◆ Aim of the task ◆
Repeat, exactly and in full, the lines of the listing below, but without any pictures.

◆ Provided entries ◆
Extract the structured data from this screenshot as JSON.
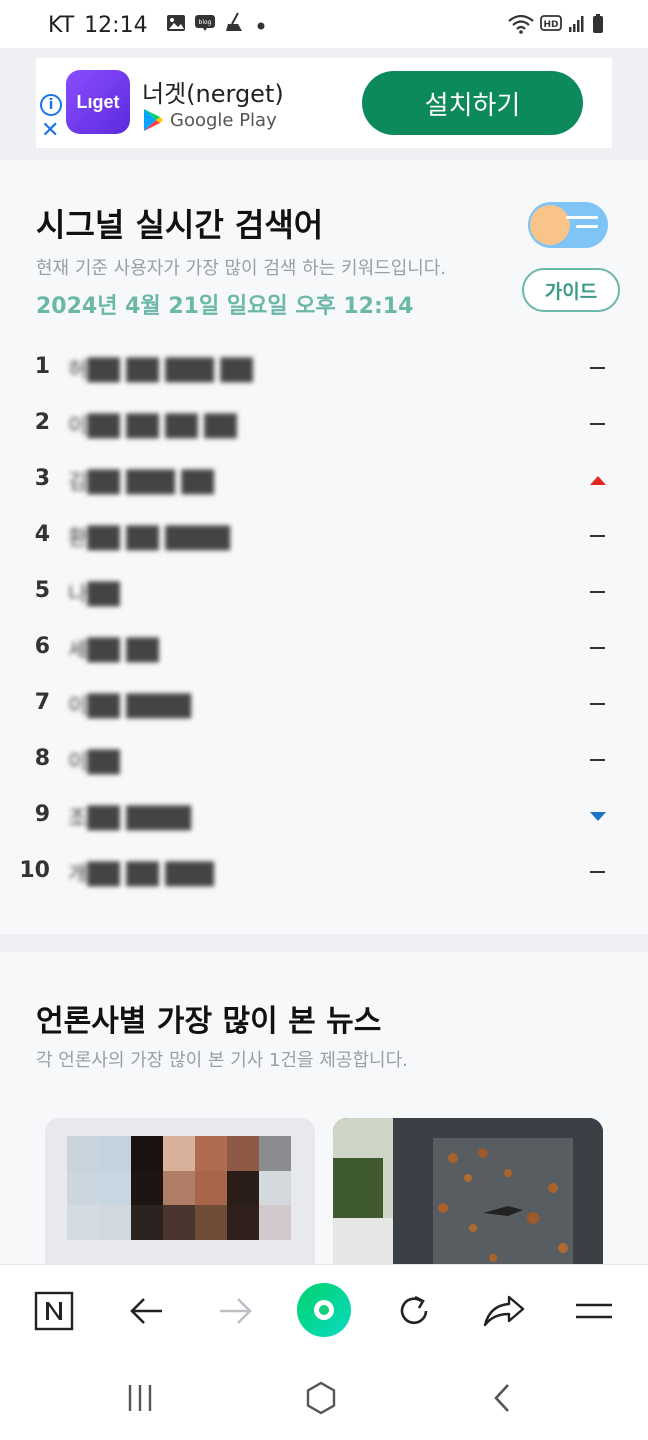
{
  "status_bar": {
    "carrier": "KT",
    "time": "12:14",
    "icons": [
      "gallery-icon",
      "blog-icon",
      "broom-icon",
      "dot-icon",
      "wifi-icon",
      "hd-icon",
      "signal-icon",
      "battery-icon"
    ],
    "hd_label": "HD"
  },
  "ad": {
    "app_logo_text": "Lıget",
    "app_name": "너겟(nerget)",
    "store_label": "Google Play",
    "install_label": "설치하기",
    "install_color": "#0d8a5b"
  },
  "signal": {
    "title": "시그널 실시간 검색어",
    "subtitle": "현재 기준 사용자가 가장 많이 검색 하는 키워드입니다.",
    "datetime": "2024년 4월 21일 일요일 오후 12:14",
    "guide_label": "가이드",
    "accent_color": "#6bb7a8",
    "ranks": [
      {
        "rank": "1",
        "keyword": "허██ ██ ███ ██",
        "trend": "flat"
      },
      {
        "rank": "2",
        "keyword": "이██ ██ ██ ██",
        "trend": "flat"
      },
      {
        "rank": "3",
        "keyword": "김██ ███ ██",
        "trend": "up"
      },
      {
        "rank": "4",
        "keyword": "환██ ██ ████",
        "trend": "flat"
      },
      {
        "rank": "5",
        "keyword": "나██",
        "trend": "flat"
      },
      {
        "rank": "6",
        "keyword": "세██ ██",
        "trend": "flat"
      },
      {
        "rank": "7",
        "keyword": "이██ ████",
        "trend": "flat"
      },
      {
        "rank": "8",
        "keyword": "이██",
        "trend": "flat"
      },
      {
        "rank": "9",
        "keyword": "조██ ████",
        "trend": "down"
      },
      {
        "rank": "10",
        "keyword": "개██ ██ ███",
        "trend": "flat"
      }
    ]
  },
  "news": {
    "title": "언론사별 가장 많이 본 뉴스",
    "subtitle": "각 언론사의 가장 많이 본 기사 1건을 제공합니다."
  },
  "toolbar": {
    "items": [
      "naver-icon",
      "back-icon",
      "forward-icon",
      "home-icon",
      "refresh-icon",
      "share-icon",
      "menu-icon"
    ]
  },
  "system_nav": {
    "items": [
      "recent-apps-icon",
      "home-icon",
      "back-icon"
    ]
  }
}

◆ Response ◆
Extract the structured data from this screenshot as JSON.
{
  "status_bar": {
    "carrier": "KT",
    "time": "12:14",
    "icons": [
      "gallery-icon",
      "blog-icon",
      "broom-icon",
      "dot-icon",
      "wifi-icon",
      "hd-icon",
      "signal-icon",
      "battery-icon"
    ],
    "hd_label": "HD"
  },
  "ad": {
    "app_logo_text": "Lıget",
    "app_name": "너겟(nerget)",
    "store_label": "Google Play",
    "install_label": "설치하기",
    "install_color": "#0d8a5b"
  },
  "signal": {
    "title": "시그널 실시간 검색어",
    "subtitle": "현재 기준 사용자가 가장 많이 검색 하는 키워드입니다.",
    "datetime": "2024년 4월 21일 일요일 오후 12:14",
    "guide_label": "가이드",
    "accent_color": "#6bb7a8",
    "ranks": [
      {
        "rank": "1",
        "keyword": "허██ ██ ███ ██",
        "trend": "flat"
      },
      {
        "rank": "2",
        "keyword": "이██ ██ ██ ██",
        "trend": "flat"
      },
      {
        "rank": "3",
        "keyword": "김██ ███ ██",
        "trend": "up"
      },
      {
        "rank": "4",
        "keyword": "환██ ██ ████",
        "trend": "flat"
      },
      {
        "rank": "5",
        "keyword": "나██",
        "trend": "flat"
      },
      {
        "rank": "6",
        "keyword": "세██ ██",
        "trend": "flat"
      },
      {
        "rank": "7",
        "keyword": "이██ ████",
        "trend": "flat"
      },
      {
        "rank": "8",
        "keyword": "이██",
        "trend": "flat"
      },
      {
        "rank": "9",
        "keyword": "조██ ████",
        "trend": "down"
      },
      {
        "rank": "10",
        "keyword": "개██ ██ ███",
        "trend": "flat"
      }
    ]
  },
  "news": {
    "title": "언론사별 가장 많이 본 뉴스",
    "subtitle": "각 언론사의 가장 많이 본 기사 1건을 제공합니다."
  },
  "toolbar": {
    "items": [
      "naver-icon",
      "back-icon",
      "forward-icon",
      "home-icon",
      "refresh-icon",
      "share-icon",
      "menu-icon"
    ]
  },
  "system_nav": {
    "items": [
      "recent-apps-icon",
      "home-icon",
      "back-icon"
    ]
  }
}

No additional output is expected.